_Task:_ Copy all of the records below verbatim.

_Data records:_
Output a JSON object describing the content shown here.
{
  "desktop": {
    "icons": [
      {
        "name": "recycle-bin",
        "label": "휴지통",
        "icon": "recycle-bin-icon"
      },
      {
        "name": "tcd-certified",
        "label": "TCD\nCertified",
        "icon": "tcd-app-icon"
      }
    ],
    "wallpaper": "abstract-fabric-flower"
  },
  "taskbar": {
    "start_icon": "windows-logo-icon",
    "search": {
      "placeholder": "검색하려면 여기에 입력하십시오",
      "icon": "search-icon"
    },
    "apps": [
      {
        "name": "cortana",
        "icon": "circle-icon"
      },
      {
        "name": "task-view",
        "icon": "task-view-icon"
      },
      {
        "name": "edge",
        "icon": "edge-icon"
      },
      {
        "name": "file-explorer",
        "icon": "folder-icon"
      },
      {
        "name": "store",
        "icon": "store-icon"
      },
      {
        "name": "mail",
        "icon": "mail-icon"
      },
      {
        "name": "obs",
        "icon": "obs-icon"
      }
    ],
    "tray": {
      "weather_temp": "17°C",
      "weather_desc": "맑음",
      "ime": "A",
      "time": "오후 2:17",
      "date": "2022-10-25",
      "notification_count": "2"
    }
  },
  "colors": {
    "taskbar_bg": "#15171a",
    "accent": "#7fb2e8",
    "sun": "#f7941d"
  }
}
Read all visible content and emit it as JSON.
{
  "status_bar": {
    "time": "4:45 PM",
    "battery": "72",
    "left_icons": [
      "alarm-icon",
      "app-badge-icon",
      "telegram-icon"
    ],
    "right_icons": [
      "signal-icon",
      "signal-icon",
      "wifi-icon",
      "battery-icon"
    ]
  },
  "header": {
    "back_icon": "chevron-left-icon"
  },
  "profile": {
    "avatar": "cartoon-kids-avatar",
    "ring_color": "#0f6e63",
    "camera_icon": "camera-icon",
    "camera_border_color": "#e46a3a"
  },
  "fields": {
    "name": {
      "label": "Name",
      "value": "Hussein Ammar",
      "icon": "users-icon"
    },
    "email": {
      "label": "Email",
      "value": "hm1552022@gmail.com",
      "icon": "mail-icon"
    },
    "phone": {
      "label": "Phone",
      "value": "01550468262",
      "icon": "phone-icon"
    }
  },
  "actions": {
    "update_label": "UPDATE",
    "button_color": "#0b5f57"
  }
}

_Result:_
Output a JSON object describing the content shown here.
{
  "desktop": {
    "icons": [
      {
        "name": "recycle-bin",
        "label": "휴지통",
        "icon": "recycle-bin-icon"
      },
      {
        "name": "tcd-certified",
        "label": "TCD\nCertified",
        "icon": "tcd-app-icon"
      }
    ],
    "wallpaper": "abstract-fabric-flower"
  },
  "taskbar": {
    "start_icon": "windows-logo-icon",
    "search": {
      "placeholder": "검색하려면 여기에 입력하십시오",
      "icon": "search-icon"
    },
    "apps": [
      {
        "name": "cortana",
        "icon": "circle-icon"
      },
      {
        "name": "task-view",
        "icon": "task-view-icon"
      },
      {
        "name": "edge",
        "icon": "edge-icon"
      },
      {
        "name": "file-explorer",
        "icon": "folder-icon"
      },
      {
        "name": "store",
        "icon": "store-icon"
      },
      {
        "name": "mail",
        "icon": "mail-icon"
      },
      {
        "name": "obs",
        "icon": "obs-icon"
      }
    ],
    "tray": {
      "weather_temp": "17°C",
      "weather_desc": "맑음",
      "ime": "A",
      "time": "오후 2:17",
      "date": "2022-10-25",
      "notification_count": "2"
    }
  },
  "colors": {
    "taskbar_bg": "#15171a",
    "accent": "#7fb2e8",
    "sun": "#f7941d"
  }
}
Read all visible content and emit it as JSON.
{
  "status_bar": {
    "time": "4:45 PM",
    "battery": "72",
    "left_icons": [
      "alarm-icon",
      "app-badge-icon",
      "telegram-icon"
    ],
    "right_icons": [
      "signal-icon",
      "signal-icon",
      "wifi-icon",
      "battery-icon"
    ]
  },
  "header": {
    "back_icon": "chevron-left-icon"
  },
  "profile": {
    "avatar": "cartoon-kids-avatar",
    "ring_color": "#0f6e63",
    "camera_icon": "camera-icon",
    "camera_border_color": "#e46a3a"
  },
  "fields": {
    "name": {
      "label": "Name",
      "value": "Hussein Ammar",
      "icon": "users-icon"
    },
    "email": {
      "label": "Email",
      "value": "hm1552022@gmail.com",
      "icon": "mail-icon"
    },
    "phone": {
      "label": "Phone",
      "value": "01550468262",
      "icon": "phone-icon"
    }
  },
  "actions": {
    "update_label": "UPDATE",
    "button_color": "#0b5f57"
  }
}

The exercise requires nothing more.